The answer should be a single number: how many lines of the entries below hold the word "title".
+---+
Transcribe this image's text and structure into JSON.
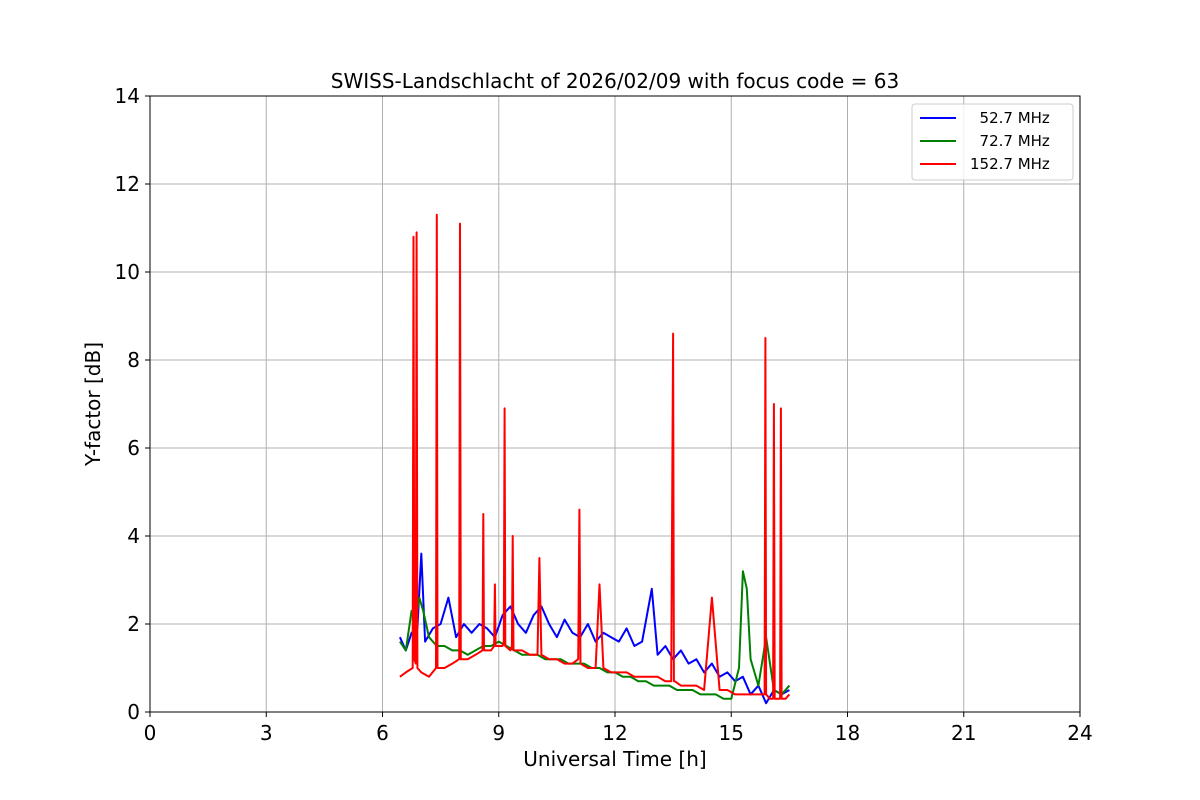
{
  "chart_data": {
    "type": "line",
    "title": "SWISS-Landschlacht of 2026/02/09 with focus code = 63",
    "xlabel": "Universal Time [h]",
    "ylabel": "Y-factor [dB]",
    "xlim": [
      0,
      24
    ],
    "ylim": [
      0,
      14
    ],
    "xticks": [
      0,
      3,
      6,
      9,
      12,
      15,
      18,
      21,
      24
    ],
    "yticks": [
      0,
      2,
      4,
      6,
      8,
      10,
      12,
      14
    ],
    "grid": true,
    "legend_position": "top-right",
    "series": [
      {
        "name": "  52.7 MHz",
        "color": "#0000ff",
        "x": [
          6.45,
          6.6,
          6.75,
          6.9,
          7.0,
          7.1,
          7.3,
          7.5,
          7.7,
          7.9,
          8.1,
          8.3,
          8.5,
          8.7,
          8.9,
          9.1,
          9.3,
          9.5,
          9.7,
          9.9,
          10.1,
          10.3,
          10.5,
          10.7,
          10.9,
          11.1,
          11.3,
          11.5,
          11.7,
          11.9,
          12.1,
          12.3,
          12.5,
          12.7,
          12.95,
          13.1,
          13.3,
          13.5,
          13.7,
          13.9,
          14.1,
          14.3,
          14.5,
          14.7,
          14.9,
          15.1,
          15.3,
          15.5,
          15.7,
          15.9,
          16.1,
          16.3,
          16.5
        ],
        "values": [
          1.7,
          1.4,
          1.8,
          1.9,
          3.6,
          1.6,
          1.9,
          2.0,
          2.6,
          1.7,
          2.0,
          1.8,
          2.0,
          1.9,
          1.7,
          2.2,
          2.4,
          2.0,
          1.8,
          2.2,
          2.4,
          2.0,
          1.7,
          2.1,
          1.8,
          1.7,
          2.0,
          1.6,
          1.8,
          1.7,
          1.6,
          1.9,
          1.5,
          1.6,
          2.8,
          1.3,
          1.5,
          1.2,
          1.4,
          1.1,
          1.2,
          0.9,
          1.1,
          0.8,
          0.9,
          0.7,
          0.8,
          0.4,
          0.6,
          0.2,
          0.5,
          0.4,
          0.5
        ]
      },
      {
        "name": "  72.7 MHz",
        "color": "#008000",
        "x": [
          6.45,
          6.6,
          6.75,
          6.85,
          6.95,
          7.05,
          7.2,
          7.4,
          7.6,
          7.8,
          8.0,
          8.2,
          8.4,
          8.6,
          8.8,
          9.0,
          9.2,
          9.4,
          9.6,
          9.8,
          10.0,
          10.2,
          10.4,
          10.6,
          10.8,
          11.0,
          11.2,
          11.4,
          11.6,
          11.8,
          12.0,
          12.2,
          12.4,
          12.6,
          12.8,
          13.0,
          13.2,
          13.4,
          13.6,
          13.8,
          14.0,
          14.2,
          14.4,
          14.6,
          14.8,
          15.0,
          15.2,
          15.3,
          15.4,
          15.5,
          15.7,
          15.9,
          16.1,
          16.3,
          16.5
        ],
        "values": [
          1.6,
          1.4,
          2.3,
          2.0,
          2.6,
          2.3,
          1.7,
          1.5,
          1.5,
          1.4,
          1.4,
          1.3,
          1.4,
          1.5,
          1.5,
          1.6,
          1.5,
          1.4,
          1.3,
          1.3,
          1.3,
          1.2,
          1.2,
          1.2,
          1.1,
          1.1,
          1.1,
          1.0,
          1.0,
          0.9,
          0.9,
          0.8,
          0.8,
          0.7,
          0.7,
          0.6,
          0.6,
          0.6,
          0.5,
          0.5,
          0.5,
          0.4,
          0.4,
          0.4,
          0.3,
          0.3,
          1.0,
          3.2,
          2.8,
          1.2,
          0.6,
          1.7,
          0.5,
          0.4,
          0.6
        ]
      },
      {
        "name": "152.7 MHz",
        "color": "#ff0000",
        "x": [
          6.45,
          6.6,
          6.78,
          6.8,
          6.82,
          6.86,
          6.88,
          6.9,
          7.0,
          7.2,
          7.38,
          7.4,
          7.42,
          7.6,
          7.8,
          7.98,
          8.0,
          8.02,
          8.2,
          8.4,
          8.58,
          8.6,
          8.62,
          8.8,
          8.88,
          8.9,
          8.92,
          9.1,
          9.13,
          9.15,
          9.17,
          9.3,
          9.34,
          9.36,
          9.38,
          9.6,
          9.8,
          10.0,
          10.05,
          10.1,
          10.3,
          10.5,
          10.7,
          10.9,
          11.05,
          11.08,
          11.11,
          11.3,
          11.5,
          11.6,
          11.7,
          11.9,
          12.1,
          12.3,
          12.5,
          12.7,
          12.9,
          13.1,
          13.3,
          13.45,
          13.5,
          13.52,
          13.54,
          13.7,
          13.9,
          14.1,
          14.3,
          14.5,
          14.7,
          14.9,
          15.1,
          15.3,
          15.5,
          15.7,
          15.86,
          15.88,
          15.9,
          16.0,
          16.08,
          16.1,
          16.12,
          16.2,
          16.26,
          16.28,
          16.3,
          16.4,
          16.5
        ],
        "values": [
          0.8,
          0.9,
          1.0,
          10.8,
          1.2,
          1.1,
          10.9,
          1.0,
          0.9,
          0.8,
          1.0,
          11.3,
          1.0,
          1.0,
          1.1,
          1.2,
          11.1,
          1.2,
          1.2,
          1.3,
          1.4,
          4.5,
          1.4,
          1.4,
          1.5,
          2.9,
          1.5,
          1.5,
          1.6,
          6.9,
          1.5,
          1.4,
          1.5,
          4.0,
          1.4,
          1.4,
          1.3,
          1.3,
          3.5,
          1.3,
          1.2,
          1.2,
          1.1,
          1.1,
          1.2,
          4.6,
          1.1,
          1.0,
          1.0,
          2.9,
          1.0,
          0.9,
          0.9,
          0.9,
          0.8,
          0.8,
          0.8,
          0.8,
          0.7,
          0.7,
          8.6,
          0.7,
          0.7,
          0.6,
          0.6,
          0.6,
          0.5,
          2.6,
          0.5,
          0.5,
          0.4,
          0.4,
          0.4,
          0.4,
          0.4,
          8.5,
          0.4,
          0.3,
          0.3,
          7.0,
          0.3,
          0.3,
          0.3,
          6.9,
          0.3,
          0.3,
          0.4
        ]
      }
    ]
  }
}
+---+
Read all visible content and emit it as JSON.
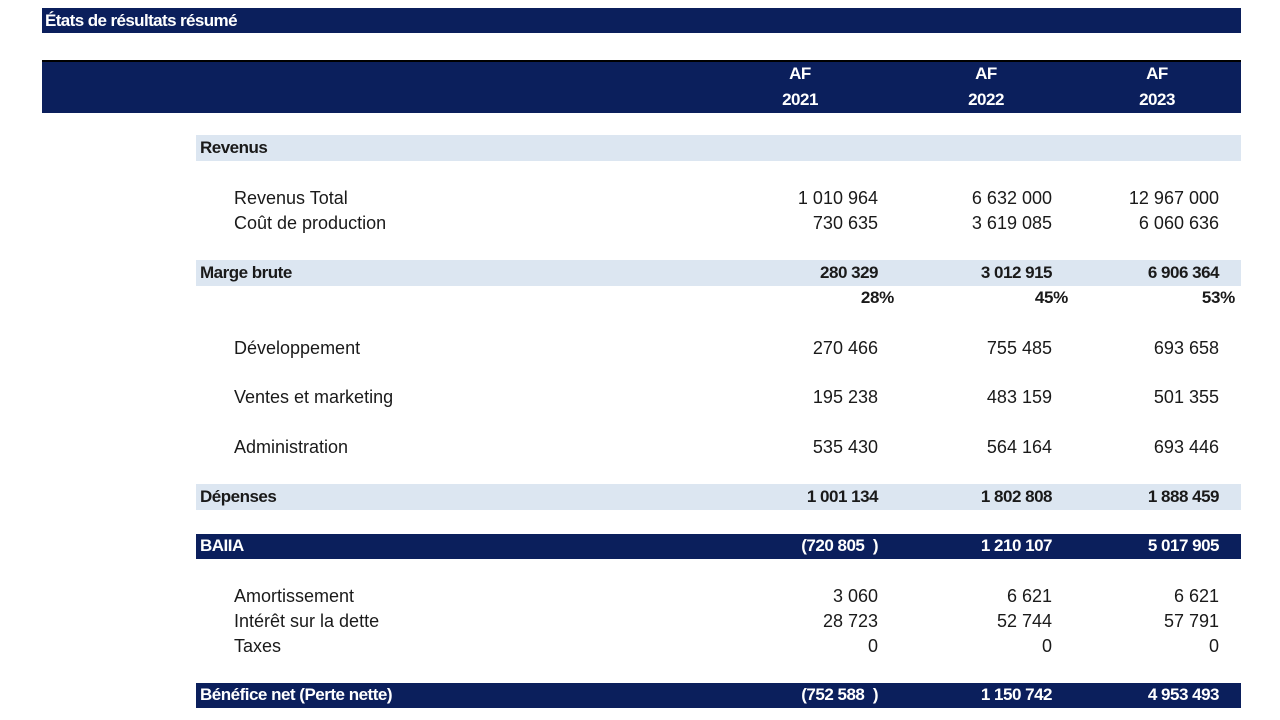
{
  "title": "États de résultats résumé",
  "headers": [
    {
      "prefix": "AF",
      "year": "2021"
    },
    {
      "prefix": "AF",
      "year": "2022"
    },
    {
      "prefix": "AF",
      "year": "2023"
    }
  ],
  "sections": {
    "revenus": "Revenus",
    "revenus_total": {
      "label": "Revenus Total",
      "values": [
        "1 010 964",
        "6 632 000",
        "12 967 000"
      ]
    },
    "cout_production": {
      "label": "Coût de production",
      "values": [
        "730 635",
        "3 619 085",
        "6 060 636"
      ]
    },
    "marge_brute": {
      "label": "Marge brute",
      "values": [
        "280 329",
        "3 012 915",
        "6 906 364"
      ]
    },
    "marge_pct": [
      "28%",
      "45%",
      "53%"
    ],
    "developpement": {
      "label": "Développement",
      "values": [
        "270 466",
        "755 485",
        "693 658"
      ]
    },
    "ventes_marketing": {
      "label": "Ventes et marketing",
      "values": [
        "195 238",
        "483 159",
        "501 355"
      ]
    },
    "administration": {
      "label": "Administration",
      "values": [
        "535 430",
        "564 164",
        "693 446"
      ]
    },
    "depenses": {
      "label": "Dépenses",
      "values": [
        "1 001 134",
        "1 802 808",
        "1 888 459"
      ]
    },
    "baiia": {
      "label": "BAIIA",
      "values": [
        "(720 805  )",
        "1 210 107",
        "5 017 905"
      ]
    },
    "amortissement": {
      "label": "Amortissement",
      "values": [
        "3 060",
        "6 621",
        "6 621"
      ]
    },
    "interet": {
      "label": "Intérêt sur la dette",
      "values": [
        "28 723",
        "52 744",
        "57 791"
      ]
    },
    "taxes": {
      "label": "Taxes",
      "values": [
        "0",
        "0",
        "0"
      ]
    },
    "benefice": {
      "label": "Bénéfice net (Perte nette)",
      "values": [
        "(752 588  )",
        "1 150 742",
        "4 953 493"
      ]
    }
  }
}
+---+
• _Solution to this problem_: 2